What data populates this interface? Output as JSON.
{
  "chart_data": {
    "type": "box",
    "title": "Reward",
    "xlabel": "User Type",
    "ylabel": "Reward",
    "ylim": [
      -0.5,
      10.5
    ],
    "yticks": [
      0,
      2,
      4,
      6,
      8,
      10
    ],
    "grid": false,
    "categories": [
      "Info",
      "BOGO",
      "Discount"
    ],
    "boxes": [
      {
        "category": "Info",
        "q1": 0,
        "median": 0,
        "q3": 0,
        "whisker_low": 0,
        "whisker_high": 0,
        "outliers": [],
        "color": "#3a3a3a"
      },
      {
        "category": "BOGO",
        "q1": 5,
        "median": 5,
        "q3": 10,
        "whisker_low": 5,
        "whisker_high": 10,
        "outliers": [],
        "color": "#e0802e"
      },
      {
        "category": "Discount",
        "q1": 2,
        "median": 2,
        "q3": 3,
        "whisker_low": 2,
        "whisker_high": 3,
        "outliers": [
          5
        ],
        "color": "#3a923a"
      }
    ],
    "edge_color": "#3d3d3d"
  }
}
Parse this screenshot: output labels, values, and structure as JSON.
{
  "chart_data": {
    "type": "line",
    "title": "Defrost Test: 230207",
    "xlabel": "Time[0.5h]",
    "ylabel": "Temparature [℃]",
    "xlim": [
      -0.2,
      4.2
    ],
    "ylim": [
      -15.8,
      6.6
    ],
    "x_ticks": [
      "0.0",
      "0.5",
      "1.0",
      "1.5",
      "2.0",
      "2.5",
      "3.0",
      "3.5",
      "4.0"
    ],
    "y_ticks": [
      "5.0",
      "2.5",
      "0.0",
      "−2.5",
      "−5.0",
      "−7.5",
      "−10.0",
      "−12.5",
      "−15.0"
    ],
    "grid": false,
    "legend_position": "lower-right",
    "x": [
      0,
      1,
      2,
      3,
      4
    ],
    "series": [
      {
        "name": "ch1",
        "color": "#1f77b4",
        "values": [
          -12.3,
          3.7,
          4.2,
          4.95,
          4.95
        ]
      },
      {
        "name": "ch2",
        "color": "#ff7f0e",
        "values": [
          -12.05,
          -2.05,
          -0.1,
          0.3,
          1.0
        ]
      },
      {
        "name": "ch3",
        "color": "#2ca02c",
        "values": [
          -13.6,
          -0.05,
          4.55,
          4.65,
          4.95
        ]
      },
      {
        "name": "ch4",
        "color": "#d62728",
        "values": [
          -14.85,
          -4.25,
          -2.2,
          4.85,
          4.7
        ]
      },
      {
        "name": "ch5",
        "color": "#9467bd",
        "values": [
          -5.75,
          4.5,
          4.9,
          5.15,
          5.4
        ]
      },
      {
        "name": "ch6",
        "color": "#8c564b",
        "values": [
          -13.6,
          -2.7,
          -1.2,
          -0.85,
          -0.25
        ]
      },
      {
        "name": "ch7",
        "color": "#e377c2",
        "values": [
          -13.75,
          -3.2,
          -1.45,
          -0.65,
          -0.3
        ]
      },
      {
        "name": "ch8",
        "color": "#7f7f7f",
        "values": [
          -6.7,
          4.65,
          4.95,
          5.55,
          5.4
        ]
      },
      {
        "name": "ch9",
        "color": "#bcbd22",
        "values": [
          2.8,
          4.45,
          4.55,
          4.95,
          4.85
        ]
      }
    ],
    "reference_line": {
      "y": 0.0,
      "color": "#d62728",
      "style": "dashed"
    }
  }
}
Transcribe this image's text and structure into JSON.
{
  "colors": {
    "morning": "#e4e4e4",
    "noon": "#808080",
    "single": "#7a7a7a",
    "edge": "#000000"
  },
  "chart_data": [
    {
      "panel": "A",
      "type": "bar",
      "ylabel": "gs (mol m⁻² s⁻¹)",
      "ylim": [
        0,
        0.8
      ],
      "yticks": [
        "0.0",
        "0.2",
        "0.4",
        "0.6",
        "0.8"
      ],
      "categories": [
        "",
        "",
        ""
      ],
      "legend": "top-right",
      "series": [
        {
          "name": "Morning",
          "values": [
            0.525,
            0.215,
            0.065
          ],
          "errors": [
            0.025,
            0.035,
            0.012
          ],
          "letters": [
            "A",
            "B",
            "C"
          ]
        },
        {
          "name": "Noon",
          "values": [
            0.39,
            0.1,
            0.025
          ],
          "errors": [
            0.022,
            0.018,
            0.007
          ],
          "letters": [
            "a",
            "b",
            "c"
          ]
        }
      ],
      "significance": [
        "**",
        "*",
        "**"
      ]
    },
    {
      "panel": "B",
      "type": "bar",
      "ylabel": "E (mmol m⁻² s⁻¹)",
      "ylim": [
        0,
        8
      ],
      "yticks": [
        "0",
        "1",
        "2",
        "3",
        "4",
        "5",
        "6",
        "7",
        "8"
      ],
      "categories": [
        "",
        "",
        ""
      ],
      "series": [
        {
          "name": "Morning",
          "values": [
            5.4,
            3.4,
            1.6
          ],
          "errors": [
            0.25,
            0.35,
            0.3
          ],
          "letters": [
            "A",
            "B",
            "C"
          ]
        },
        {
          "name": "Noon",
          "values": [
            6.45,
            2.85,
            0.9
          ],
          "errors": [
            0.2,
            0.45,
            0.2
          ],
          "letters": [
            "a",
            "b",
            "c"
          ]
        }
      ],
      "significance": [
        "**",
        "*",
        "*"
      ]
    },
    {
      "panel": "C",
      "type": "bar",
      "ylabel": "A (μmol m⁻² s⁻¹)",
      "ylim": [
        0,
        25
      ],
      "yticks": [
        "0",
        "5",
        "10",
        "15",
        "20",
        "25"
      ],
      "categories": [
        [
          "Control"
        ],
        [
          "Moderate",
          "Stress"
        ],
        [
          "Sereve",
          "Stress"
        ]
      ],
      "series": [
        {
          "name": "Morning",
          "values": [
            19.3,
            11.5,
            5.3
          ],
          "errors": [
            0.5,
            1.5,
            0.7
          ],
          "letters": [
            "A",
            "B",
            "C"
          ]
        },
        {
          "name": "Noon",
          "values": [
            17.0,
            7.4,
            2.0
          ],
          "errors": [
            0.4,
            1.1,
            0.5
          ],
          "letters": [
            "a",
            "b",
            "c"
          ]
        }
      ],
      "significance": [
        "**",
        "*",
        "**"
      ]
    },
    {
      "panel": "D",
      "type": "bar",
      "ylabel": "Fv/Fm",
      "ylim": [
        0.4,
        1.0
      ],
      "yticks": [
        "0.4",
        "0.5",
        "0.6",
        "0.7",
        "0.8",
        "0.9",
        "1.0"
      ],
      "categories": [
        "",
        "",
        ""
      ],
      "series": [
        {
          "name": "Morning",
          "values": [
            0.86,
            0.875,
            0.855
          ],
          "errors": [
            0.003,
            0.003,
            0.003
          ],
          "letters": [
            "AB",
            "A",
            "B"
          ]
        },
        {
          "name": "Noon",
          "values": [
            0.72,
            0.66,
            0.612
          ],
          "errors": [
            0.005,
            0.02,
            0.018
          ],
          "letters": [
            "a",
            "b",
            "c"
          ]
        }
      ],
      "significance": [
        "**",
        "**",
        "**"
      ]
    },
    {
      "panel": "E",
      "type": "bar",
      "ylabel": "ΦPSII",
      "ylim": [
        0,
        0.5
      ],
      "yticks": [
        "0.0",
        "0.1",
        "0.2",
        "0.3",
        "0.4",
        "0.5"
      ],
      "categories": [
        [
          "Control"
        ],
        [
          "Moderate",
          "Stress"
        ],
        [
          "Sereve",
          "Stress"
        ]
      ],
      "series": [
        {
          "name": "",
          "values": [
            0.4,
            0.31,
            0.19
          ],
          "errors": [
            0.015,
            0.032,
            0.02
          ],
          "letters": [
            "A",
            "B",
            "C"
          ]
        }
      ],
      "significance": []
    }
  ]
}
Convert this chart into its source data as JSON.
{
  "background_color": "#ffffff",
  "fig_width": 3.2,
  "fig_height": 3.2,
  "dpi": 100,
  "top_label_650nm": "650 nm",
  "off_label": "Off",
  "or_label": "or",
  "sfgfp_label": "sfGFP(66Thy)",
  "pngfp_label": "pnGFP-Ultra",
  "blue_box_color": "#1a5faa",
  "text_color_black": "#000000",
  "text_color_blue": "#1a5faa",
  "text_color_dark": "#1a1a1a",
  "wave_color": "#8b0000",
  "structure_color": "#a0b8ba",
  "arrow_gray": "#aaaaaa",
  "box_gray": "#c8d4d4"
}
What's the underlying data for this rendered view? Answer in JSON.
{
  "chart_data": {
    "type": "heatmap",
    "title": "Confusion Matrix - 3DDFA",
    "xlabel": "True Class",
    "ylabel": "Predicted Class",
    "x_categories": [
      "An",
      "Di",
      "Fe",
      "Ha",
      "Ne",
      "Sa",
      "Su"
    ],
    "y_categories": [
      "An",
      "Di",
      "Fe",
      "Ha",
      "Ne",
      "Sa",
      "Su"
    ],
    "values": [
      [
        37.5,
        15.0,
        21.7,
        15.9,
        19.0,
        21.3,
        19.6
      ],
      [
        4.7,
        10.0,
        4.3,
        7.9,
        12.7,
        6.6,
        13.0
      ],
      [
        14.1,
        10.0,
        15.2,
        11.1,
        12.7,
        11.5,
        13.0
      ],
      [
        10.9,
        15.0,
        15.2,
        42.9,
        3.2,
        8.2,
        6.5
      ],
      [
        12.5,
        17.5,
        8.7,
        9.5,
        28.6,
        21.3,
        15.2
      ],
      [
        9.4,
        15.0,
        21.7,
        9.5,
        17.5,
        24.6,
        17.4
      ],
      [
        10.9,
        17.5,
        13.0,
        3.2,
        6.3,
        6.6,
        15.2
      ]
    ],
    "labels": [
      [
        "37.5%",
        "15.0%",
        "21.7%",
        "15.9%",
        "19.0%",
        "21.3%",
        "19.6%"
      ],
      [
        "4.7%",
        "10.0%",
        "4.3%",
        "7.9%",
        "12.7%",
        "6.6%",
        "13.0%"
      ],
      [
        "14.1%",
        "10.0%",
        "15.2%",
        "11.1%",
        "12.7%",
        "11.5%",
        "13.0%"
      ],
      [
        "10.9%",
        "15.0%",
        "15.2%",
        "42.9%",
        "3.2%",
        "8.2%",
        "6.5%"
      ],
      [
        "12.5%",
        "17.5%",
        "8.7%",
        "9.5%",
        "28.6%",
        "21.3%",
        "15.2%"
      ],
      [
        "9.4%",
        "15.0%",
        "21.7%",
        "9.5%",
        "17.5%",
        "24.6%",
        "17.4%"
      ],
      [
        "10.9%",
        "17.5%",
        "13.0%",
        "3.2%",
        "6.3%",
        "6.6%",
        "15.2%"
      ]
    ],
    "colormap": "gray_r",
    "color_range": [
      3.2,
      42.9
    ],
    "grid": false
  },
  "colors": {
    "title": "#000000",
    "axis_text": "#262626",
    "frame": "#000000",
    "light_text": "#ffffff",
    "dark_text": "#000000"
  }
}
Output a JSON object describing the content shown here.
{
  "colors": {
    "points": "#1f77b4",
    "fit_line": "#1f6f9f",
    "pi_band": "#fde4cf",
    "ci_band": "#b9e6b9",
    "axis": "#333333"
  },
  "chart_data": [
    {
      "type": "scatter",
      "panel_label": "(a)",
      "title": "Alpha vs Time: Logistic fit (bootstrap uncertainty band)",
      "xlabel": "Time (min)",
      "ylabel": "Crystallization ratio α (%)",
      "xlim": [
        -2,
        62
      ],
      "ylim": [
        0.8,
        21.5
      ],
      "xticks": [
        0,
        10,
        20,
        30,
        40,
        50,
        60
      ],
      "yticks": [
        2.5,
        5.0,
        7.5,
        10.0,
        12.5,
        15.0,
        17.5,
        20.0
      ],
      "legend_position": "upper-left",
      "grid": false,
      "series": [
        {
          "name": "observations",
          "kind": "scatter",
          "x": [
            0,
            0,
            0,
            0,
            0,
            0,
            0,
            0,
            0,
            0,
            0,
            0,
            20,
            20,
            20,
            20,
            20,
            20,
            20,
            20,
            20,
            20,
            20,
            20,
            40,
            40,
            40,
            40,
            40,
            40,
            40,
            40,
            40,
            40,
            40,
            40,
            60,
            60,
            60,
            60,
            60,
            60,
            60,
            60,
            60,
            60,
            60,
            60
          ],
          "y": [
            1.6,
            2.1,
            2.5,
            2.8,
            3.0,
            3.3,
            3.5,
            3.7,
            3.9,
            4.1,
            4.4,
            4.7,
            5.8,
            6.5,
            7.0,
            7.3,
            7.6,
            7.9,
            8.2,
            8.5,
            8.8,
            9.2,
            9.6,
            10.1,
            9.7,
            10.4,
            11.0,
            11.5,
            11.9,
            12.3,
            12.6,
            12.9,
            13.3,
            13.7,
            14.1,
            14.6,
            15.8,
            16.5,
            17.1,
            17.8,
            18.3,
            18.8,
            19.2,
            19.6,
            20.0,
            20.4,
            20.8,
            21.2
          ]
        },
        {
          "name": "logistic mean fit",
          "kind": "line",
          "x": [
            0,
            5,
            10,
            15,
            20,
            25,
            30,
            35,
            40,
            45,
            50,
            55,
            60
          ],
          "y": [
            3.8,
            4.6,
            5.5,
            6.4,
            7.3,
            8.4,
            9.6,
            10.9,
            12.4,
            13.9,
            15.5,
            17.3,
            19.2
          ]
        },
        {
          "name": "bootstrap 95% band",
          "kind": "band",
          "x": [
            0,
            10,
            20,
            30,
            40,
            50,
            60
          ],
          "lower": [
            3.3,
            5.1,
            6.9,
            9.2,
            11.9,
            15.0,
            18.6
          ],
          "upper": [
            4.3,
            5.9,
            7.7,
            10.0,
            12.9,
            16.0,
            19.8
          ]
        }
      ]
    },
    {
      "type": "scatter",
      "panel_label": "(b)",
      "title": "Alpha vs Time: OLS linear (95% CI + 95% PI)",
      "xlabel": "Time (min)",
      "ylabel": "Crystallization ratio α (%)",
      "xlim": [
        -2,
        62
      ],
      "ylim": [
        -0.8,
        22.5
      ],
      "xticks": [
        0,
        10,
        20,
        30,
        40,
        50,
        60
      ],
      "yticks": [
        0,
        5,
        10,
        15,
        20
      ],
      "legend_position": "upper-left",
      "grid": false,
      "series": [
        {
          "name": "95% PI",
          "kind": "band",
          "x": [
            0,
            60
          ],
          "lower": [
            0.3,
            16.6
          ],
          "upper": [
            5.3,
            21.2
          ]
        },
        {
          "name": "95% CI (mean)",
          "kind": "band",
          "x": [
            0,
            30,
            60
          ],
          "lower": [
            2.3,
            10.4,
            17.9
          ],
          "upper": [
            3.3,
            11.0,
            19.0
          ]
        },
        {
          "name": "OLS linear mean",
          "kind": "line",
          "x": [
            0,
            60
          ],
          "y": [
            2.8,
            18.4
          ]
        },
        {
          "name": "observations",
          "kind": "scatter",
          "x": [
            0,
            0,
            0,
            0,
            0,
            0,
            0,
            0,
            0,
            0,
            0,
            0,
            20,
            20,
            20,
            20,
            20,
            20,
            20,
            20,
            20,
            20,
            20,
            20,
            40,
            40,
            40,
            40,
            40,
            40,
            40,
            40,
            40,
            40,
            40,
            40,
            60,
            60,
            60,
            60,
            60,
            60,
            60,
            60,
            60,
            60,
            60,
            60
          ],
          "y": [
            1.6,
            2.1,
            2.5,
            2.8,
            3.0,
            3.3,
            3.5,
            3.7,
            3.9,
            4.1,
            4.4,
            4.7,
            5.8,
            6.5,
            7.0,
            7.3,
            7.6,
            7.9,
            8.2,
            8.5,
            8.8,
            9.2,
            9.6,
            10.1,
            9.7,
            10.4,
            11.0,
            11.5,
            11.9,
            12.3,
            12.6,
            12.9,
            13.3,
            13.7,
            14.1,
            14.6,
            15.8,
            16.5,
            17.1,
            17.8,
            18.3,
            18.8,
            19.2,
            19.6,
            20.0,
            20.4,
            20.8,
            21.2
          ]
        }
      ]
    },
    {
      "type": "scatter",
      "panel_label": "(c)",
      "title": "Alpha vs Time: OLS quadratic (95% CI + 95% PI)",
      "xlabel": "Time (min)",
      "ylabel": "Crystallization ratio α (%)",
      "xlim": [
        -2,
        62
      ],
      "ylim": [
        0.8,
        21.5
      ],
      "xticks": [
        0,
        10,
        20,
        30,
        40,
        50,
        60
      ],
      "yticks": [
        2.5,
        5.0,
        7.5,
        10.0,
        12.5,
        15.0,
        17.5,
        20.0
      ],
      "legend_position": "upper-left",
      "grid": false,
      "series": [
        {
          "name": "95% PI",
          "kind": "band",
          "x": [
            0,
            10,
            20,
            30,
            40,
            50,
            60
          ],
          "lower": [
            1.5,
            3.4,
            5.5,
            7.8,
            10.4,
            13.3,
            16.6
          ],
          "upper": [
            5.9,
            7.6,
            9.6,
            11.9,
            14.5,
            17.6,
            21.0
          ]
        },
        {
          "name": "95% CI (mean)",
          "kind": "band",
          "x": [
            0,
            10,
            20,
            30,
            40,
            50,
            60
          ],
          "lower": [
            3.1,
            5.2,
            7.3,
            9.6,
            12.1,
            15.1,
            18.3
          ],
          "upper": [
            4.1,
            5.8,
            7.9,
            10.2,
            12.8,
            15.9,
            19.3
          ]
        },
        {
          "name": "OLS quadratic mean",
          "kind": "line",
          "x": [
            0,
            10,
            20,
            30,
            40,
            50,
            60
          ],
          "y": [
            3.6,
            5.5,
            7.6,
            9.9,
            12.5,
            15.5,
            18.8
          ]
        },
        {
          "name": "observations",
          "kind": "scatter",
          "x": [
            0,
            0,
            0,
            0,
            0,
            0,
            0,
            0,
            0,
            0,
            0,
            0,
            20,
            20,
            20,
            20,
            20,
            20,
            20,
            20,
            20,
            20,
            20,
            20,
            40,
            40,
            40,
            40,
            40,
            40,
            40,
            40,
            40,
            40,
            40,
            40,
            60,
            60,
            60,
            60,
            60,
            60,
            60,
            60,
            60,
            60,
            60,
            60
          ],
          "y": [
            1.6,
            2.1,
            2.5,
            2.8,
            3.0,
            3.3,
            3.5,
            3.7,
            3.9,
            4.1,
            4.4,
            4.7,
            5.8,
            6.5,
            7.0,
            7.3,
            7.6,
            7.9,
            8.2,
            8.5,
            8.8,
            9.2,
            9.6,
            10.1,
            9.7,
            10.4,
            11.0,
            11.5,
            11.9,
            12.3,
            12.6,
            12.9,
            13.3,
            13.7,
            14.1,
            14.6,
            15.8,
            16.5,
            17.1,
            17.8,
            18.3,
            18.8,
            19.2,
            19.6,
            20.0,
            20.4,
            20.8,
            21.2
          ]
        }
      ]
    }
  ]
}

■ EXERCISE AIM ■
Show every line above in which the word "bootstrap" occurs.

■ EXERCISE SOLUTION ■
      "title": "Alpha vs Time: Logistic fit (bootstrap uncertainty band)",
          "name": "bootstrap 95% band",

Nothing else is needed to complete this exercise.